### What the exercise asks
Identify each line containing the word "Difference" and copy it.
------------------------
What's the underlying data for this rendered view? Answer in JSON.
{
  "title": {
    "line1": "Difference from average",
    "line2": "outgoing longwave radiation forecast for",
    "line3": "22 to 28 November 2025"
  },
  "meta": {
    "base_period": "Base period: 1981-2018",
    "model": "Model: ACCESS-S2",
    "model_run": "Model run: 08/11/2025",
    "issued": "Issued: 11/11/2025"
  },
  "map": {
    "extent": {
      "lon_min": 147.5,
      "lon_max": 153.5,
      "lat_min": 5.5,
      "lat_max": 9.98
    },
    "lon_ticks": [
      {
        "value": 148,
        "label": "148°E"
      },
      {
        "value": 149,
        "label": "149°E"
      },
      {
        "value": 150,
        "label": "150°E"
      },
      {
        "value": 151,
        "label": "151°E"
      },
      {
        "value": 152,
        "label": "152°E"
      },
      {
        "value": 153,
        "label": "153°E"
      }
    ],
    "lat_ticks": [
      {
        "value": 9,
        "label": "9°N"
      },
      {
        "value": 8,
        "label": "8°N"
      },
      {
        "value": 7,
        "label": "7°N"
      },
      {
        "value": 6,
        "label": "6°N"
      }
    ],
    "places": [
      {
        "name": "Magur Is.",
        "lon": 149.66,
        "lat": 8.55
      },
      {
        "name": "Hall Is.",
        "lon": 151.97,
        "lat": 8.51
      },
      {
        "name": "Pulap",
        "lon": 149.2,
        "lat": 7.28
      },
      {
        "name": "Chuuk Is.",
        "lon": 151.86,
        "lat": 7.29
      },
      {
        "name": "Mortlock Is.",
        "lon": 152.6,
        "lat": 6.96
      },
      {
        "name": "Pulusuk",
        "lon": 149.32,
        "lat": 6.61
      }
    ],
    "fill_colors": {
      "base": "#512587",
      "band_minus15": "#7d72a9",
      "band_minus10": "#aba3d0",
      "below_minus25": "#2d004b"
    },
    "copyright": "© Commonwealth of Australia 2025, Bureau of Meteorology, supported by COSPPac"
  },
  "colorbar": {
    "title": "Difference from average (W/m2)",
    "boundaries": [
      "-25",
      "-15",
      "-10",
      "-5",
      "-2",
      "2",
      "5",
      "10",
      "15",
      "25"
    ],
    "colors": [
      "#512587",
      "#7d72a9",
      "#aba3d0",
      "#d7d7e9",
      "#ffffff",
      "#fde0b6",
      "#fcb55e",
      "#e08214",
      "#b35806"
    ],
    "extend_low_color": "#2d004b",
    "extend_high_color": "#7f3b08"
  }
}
------------------------
### Finished task
    "line1": "Difference from average",
    "title": "Difference from average (W/m2)",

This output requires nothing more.